Are you able to retype all the records below exactly?

>> begin Dataset

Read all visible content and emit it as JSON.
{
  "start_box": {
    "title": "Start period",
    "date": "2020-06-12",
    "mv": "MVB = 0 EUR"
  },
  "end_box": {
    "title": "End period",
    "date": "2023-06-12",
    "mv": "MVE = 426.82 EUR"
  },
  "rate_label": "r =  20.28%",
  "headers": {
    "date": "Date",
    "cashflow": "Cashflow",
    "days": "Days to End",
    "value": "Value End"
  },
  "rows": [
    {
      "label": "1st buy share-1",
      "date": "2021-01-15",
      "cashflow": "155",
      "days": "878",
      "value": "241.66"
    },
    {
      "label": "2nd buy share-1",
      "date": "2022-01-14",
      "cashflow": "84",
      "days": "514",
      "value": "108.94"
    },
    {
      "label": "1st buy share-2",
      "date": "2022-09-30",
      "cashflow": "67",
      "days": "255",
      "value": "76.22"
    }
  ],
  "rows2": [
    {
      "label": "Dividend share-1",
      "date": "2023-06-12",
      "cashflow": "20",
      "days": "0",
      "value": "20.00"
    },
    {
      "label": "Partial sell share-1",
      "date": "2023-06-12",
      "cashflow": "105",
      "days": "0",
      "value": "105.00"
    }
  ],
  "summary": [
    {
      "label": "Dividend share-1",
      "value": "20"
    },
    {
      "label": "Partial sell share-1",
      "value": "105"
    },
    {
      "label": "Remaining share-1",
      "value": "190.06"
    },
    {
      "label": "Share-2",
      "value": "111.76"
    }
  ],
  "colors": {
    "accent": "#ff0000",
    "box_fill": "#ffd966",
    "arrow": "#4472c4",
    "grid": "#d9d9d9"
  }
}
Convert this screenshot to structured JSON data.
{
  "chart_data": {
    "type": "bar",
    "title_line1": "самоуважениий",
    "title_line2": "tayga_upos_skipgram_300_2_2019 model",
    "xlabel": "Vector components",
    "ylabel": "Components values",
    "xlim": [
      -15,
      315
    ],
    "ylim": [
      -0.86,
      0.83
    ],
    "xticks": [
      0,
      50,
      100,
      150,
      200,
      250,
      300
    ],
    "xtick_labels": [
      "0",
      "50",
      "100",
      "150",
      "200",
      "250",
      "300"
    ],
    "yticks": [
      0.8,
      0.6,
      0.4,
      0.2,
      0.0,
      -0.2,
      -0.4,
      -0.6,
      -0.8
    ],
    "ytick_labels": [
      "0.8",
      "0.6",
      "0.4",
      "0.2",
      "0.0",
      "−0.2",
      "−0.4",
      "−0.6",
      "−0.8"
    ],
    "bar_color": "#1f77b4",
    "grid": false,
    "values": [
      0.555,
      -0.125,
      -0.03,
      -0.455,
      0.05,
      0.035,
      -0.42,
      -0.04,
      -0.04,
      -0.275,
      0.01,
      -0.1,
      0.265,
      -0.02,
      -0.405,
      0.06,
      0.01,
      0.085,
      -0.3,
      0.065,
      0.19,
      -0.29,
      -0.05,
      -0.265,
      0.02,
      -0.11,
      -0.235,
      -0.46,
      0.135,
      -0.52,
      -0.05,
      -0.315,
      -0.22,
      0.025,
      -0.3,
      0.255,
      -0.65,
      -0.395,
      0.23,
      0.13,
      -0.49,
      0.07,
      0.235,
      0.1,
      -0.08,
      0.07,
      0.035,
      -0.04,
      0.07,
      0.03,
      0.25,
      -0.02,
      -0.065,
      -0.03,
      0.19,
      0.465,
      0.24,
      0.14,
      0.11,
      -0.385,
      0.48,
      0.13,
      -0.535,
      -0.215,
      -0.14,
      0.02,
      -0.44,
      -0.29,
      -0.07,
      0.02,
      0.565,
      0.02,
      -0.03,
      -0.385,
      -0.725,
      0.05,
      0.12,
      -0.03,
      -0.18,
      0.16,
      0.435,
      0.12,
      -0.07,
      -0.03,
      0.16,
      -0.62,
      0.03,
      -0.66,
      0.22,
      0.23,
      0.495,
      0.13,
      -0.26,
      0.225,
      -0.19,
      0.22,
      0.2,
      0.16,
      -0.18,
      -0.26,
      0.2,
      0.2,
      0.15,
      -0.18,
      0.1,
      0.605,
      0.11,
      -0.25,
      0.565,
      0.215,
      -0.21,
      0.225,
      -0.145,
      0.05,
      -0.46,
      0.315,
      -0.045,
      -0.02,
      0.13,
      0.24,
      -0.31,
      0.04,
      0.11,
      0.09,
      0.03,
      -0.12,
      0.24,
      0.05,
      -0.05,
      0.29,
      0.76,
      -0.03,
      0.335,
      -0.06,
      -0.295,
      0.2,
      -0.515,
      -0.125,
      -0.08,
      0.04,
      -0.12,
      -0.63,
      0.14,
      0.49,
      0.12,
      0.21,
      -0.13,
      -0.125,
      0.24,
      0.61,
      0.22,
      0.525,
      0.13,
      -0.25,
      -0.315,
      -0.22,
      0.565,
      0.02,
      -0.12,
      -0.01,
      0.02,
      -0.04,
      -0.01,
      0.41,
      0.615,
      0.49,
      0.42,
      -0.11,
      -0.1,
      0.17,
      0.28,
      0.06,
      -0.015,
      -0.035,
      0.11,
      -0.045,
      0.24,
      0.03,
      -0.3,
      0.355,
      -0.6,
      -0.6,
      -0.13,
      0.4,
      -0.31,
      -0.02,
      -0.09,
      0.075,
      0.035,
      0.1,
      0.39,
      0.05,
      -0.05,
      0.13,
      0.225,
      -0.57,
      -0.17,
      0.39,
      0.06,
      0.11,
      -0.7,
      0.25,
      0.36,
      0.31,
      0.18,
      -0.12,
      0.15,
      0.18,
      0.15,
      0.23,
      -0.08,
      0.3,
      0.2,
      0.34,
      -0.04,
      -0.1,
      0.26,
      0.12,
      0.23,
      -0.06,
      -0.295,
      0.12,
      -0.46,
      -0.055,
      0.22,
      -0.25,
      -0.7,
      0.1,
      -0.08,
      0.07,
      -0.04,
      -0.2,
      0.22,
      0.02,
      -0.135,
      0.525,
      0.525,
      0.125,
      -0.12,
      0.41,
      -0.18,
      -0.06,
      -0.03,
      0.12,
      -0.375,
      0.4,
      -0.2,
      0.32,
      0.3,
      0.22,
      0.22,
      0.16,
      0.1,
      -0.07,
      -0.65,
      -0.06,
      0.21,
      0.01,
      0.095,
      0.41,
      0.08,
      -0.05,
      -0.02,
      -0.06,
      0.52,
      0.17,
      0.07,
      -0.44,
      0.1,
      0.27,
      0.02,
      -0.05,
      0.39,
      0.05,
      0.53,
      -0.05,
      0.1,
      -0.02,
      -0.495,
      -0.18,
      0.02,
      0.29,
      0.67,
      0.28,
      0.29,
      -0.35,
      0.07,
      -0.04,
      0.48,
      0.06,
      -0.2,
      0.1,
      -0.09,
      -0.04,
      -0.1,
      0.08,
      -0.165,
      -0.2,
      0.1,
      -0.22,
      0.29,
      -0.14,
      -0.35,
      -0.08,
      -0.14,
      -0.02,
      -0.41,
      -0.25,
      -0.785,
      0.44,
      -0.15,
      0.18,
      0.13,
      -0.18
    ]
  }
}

>> end Dataset

= Written solution =
Read all visible content and emit it as JSON.
{
  "start_box": {
    "title": "Start period",
    "date": "2020-06-12",
    "mv": "MVB = 0 EUR"
  },
  "end_box": {
    "title": "End period",
    "date": "2023-06-12",
    "mv": "MVE = 426.82 EUR"
  },
  "rate_label": "r =  20.28%",
  "headers": {
    "date": "Date",
    "cashflow": "Cashflow",
    "days": "Days to End",
    "value": "Value End"
  },
  "rows": [
    {
      "label": "1st buy share-1",
      "date": "2021-01-15",
      "cashflow": "155",
      "days": "878",
      "value": "241.66"
    },
    {
      "label": "2nd buy share-1",
      "date": "2022-01-14",
      "cashflow": "84",
      "days": "514",
      "value": "108.94"
    },
    {
      "label": "1st buy share-2",
      "date": "2022-09-30",
      "cashflow": "67",
      "days": "255",
      "value": "76.22"
    }
  ],
  "rows2": [
    {
      "label": "Dividend share-1",
      "date": "2023-06-12",
      "cashflow": "20",
      "days": "0",
      "value": "20.00"
    },
    {
      "label": "Partial sell share-1",
      "date": "2023-06-12",
      "cashflow": "105",
      "days": "0",
      "value": "105.00"
    }
  ],
  "summary": [
    {
      "label": "Dividend share-1",
      "value": "20"
    },
    {
      "label": "Partial sell share-1",
      "value": "105"
    },
    {
      "label": "Remaining share-1",
      "value": "190.06"
    },
    {
      "label": "Share-2",
      "value": "111.76"
    }
  ],
  "colors": {
    "accent": "#ff0000",
    "box_fill": "#ffd966",
    "arrow": "#4472c4",
    "grid": "#d9d9d9"
  }
}
Convert this screenshot to structured JSON data.
{
  "chart_data": {
    "type": "bar",
    "title_line1": "самоуважениий",
    "title_line2": "tayga_upos_skipgram_300_2_2019 model",
    "xlabel": "Vector components",
    "ylabel": "Components values",
    "xlim": [
      -15,
      315
    ],
    "ylim": [
      -0.86,
      0.83
    ],
    "xticks": [
      0,
      50,
      100,
      150,
      200,
      250,
      300
    ],
    "xtick_labels": [
      "0",
      "50",
      "100",
      "150",
      "200",
      "250",
      "300"
    ],
    "yticks": [
      0.8,
      0.6,
      0.4,
      0.2,
      0.0,
      -0.2,
      -0.4,
      -0.6,
      -0.8
    ],
    "ytick_labels": [
      "0.8",
      "0.6",
      "0.4",
      "0.2",
      "0.0",
      "−0.2",
      "−0.4",
      "−0.6",
      "−0.8"
    ],
    "bar_color": "#1f77b4",
    "grid": false,
    "values": [
      0.555,
      -0.125,
      -0.03,
      -0.455,
      0.05,
      0.035,
      -0.42,
      -0.04,
      -0.04,
      -0.275,
      0.01,
      -0.1,
      0.265,
      -0.02,
      -0.405,
      0.06,
      0.01,
      0.085,
      -0.3,
      0.065,
      0.19,
      -0.29,
      -0.05,
      -0.265,
      0.02,
      -0.11,
      -0.235,
      -0.46,
      0.135,
      -0.52,
      -0.05,
      -0.315,
      -0.22,
      0.025,
      -0.3,
      0.255,
      -0.65,
      -0.395,
      0.23,
      0.13,
      -0.49,
      0.07,
      0.235,
      0.1,
      -0.08,
      0.07,
      0.035,
      -0.04,
      0.07,
      0.03,
      0.25,
      -0.02,
      -0.065,
      -0.03,
      0.19,
      0.465,
      0.24,
      0.14,
      0.11,
      -0.385,
      0.48,
      0.13,
      -0.535,
      -0.215,
      -0.14,
      0.02,
      -0.44,
      -0.29,
      -0.07,
      0.02,
      0.565,
      0.02,
      -0.03,
      -0.385,
      -0.725,
      0.05,
      0.12,
      -0.03,
      -0.18,
      0.16,
      0.435,
      0.12,
      -0.07,
      -0.03,
      0.16,
      -0.62,
      0.03,
      -0.66,
      0.22,
      0.23,
      0.495,
      0.13,
      -0.26,
      0.225,
      -0.19,
      0.22,
      0.2,
      0.16,
      -0.18,
      -0.26,
      0.2,
      0.2,
      0.15,
      -0.18,
      0.1,
      0.605,
      0.11,
      -0.25,
      0.565,
      0.215,
      -0.21,
      0.225,
      -0.145,
      0.05,
      -0.46,
      0.315,
      -0.045,
      -0.02,
      0.13,
      0.24,
      -0.31,
      0.04,
      0.11,
      0.09,
      0.03,
      -0.12,
      0.24,
      0.05,
      -0.05,
      0.29,
      0.76,
      -0.03,
      0.335,
      -0.06,
      -0.295,
      0.2,
      -0.515,
      -0.125,
      -0.08,
      0.04,
      -0.12,
      -0.63,
      0.14,
      0.49,
      0.12,
      0.21,
      -0.13,
      -0.125,
      0.24,
      0.61,
      0.22,
      0.525,
      0.13,
      -0.25,
      -0.315,
      -0.22,
      0.565,
      0.02,
      -0.12,
      -0.01,
      0.02,
      -0.04,
      -0.01,
      0.41,
      0.615,
      0.49,
      0.42,
      -0.11,
      -0.1,
      0.17,
      0.28,
      0.06,
      -0.015,
      -0.035,
      0.11,
      -0.045,
      0.24,
      0.03,
      -0.3,
      0.355,
      -0.6,
      -0.6,
      -0.13,
      0.4,
      -0.31,
      -0.02,
      -0.09,
      0.075,
      0.035,
      0.1,
      0.39,
      0.05,
      -0.05,
      0.13,
      0.225,
      -0.57,
      -0.17,
      0.39,
      0.06,
      0.11,
      -0.7,
      0.25,
      0.36,
      0.31,
      0.18,
      -0.12,
      0.15,
      0.18,
      0.15,
      0.23,
      -0.08,
      0.3,
      0.2,
      0.34,
      -0.04,
      -0.1,
      0.26,
      0.12,
      0.23,
      -0.06,
      -0.295,
      0.12,
      -0.46,
      -0.055,
      0.22,
      -0.25,
      -0.7,
      0.1,
      -0.08,
      0.07,
      -0.04,
      -0.2,
      0.22,
      0.02,
      -0.135,
      0.525,
      0.525,
      0.125,
      -0.12,
      0.41,
      -0.18,
      -0.06,
      -0.03,
      0.12,
      -0.375,
      0.4,
      -0.2,
      0.32,
      0.3,
      0.22,
      0.22,
      0.16,
      0.1,
      -0.07,
      -0.65,
      -0.06,
      0.21,
      0.01,
      0.095,
      0.41,
      0.08,
      -0.05,
      -0.02,
      -0.06,
      0.52,
      0.17,
      0.07,
      -0.44,
      0.1,
      0.27,
      0.02,
      -0.05,
      0.39,
      0.05,
      0.53,
      -0.05,
      0.1,
      -0.02,
      -0.495,
      -0.18,
      0.02,
      0.29,
      0.67,
      0.28,
      0.29,
      -0.35,
      0.07,
      -0.04,
      0.48,
      0.06,
      -0.2,
      0.1,
      -0.09,
      -0.04,
      -0.1,
      0.08,
      -0.165,
      -0.2,
      0.1,
      -0.22,
      0.29,
      -0.14,
      -0.35,
      -0.08,
      -0.14,
      -0.02,
      -0.41,
      -0.25,
      -0.785,
      0.44,
      -0.15,
      0.18,
      0.13,
      -0.18
    ]
  }
}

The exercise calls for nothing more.